== GIVEN PROBLEM ==
Repeat each line exactly as it is written.

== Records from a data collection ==
>>>>
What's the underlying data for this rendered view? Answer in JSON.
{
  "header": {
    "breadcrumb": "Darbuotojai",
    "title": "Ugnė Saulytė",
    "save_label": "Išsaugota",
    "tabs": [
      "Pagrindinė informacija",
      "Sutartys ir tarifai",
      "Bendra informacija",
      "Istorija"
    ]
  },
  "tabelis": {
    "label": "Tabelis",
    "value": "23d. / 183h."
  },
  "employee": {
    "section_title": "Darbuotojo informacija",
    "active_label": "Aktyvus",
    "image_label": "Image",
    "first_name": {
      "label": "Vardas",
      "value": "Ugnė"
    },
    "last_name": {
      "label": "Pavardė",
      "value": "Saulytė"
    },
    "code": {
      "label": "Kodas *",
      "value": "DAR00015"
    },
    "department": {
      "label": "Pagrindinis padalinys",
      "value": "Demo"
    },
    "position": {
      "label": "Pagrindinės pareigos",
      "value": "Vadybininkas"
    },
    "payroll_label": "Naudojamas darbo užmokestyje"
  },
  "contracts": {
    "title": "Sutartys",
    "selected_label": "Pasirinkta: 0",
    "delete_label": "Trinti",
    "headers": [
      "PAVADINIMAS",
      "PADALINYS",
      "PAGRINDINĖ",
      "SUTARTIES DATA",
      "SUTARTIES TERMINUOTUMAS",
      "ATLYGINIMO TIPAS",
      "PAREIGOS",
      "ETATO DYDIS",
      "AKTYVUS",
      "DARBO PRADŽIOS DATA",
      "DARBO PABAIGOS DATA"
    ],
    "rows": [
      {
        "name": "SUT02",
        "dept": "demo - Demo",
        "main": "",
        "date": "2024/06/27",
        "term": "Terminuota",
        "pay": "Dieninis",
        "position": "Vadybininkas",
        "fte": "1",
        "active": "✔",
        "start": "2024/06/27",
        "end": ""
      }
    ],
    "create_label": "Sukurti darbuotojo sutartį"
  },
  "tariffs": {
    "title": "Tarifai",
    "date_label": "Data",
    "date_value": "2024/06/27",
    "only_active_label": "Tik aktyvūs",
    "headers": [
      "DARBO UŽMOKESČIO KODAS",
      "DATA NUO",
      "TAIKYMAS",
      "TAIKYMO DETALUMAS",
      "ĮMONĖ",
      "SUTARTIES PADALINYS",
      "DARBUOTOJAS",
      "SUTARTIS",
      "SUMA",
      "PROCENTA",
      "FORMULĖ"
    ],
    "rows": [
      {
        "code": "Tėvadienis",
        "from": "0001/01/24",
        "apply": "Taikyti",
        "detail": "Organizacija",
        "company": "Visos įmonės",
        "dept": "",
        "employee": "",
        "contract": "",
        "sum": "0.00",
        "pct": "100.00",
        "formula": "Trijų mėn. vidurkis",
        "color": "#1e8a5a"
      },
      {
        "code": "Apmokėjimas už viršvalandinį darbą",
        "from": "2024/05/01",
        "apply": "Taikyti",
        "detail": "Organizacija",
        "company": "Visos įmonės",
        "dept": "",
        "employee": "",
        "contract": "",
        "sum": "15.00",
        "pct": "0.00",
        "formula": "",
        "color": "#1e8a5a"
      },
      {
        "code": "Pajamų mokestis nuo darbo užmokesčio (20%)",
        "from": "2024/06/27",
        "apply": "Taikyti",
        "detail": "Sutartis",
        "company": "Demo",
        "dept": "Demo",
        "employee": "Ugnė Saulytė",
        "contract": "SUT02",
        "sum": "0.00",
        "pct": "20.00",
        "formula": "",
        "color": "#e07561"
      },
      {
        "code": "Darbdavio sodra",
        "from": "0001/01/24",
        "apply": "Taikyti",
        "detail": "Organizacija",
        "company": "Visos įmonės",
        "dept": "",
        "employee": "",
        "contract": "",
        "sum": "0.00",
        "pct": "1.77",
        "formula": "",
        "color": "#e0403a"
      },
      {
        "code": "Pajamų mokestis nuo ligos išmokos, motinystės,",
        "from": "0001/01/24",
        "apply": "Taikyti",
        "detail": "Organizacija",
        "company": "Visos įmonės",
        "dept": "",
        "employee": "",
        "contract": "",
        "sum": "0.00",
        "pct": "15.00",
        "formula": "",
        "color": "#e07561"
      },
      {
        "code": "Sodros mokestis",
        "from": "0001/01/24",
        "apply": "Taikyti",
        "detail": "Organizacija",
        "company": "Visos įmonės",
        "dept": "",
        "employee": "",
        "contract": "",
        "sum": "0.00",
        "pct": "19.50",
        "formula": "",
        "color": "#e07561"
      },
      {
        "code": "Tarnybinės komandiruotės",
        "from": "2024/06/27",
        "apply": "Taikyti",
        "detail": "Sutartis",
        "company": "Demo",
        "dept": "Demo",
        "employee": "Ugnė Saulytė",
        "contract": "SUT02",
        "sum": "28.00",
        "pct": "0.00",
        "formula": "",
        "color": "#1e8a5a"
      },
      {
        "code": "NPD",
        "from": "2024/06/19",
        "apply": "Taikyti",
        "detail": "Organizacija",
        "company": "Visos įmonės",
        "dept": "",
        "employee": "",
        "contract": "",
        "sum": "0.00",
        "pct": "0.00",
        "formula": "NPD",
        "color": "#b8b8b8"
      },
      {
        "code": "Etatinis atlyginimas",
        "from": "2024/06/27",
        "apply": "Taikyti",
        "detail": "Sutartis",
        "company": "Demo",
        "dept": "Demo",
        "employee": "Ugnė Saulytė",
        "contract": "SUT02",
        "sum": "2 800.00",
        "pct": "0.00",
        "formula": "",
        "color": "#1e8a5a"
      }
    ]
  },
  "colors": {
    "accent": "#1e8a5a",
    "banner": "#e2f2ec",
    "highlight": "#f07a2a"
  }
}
<<<<
== EXPECTED ANSWER ==
What's the underlying data for this rendered view? Answer in JSON.
{
  "header": {
    "breadcrumb": "Darbuotojai",
    "title": "Ugnė Saulytė",
    "save_label": "Išsaugota",
    "tabs": [
      "Pagrindinė informacija",
      "Sutartys ir tarifai",
      "Bendra informacija",
      "Istorija"
    ]
  },
  "tabelis": {
    "label": "Tabelis",
    "value": "23d. / 183h."
  },
  "employee": {
    "section_title": "Darbuotojo informacija",
    "active_label": "Aktyvus",
    "image_label": "Image",
    "first_name": {
      "label": "Vardas",
      "value": "Ugnė"
    },
    "last_name": {
      "label": "Pavardė",
      "value": "Saulytė"
    },
    "code": {
      "label": "Kodas *",
      "value": "DAR00015"
    },
    "department": {
      "label": "Pagrindinis padalinys",
      "value": "Demo"
    },
    "position": {
      "label": "Pagrindinės pareigos",
      "value": "Vadybininkas"
    },
    "payroll_label": "Naudojamas darbo užmokestyje"
  },
  "contracts": {
    "title": "Sutartys",
    "selected_label": "Pasirinkta: 0",
    "delete_label": "Trinti",
    "headers": [
      "PAVADINIMAS",
      "PADALINYS",
      "PAGRINDINĖ",
      "SUTARTIES DATA",
      "SUTARTIES TERMINUOTUMAS",
      "ATLYGINIMO TIPAS",
      "PAREIGOS",
      "ETATO DYDIS",
      "AKTYVUS",
      "DARBO PRADŽIOS DATA",
      "DARBO PABAIGOS DATA"
    ],
    "rows": [
      {
        "name": "SUT02",
        "dept": "demo - Demo",
        "main": "",
        "date": "2024/06/27",
        "term": "Terminuota",
        "pay": "Dieninis",
        "position": "Vadybininkas",
        "fte": "1",
        "active": "✔",
        "start": "2024/06/27",
        "end": ""
      }
    ],
    "create_label": "Sukurti darbuotojo sutartį"
  },
  "tariffs": {
    "title": "Tarifai",
    "date_label": "Data",
    "date_value": "2024/06/27",
    "only_active_label": "Tik aktyvūs",
    "headers": [
      "DARBO UŽMOKESČIO KODAS",
      "DATA NUO",
      "TAIKYMAS",
      "TAIKYMO DETALUMAS",
      "ĮMONĖ",
      "SUTARTIES PADALINYS",
      "DARBUOTOJAS",
      "SUTARTIS",
      "SUMA",
      "PROCENTA",
      "FORMULĖ"
    ],
    "rows": [
      {
        "code": "Tėvadienis",
        "from": "0001/01/24",
        "apply": "Taikyti",
        "detail": "Organizacija",
        "company": "Visos įmonės",
        "dept": "",
        "employee": "",
        "contract": "",
        "sum": "0.00",
        "pct": "100.00",
        "formula": "Trijų mėn. vidurkis",
        "color": "#1e8a5a"
      },
      {
        "code": "Apmokėjimas už viršvalandinį darbą",
        "from": "2024/05/01",
        "apply": "Taikyti",
        "detail": "Organizacija",
        "company": "Visos įmonės",
        "dept": "",
        "employee": "",
        "contract": "",
        "sum": "15.00",
        "pct": "0.00",
        "formula": "",
        "color": "#1e8a5a"
      },
      {
        "code": "Pajamų mokestis nuo darbo užmokesčio (20%)",
        "from": "2024/06/27",
        "apply": "Taikyti",
        "detail": "Sutartis",
        "company": "Demo",
        "dept": "Demo",
        "employee": "Ugnė Saulytė",
        "contract": "SUT02",
        "sum": "0.00",
        "pct": "20.00",
        "formula": "",
        "color": "#e07561"
      },
      {
        "code": "Darbdavio sodra",
        "from": "0001/01/24",
        "apply": "Taikyti",
        "detail": "Organizacija",
        "company": "Visos įmonės",
        "dept": "",
        "employee": "",
        "contract": "",
        "sum": "0.00",
        "pct": "1.77",
        "formula": "",
        "color": "#e0403a"
      },
      {
        "code": "Pajamų mokestis nuo ligos išmokos, motinystės,",
        "from": "0001/01/24",
        "apply": "Taikyti",
        "detail": "Organizacija",
        "company": "Visos įmonės",
        "dept": "",
        "employee": "",
        "contract": "",
        "sum": "0.00",
        "pct": "15.00",
        "formula": "",
        "color": "#e07561"
      },
      {
        "code": "Sodros mokestis",
        "from": "0001/01/24",
        "apply": "Taikyti",
        "detail": "Organizacija",
        "company": "Visos įmonės",
        "dept": "",
        "employee": "",
        "contract": "",
        "sum": "0.00",
        "pct": "19.50",
        "formula": "",
        "color": "#e07561"
      },
      {
        "code": "Tarnybinės komandiruotės",
        "from": "2024/06/27",
        "apply": "Taikyti",
        "detail": "Sutartis",
        "company": "Demo",
        "dept": "Demo",
        "employee": "Ugnė Saulytė",
        "contract": "SUT02",
        "sum": "28.00",
        "pct": "0.00",
        "formula": "",
        "color": "#1e8a5a"
      },
      {
        "code": "NPD",
        "from": "2024/06/19",
        "apply": "Taikyti",
        "detail": "Organizacija",
        "company": "Visos įmonės",
        "dept": "",
        "employee": "",
        "contract": "",
        "sum": "0.00",
        "pct": "0.00",
        "formula": "NPD",
        "color": "#b8b8b8"
      },
      {
        "code": "Etatinis atlyginimas",
        "from": "2024/06/27",
        "apply": "Taikyti",
        "detail": "Sutartis",
        "company": "Demo",
        "dept": "Demo",
        "employee": "Ugnė Saulytė",
        "contract": "SUT02",
        "sum": "2 800.00",
        "pct": "0.00",
        "formula": "",
        "color": "#1e8a5a"
      }
    ]
  },
  "colors": {
    "accent": "#1e8a5a",
    "banner": "#e2f2ec",
    "highlight": "#f07a2a"
  }
}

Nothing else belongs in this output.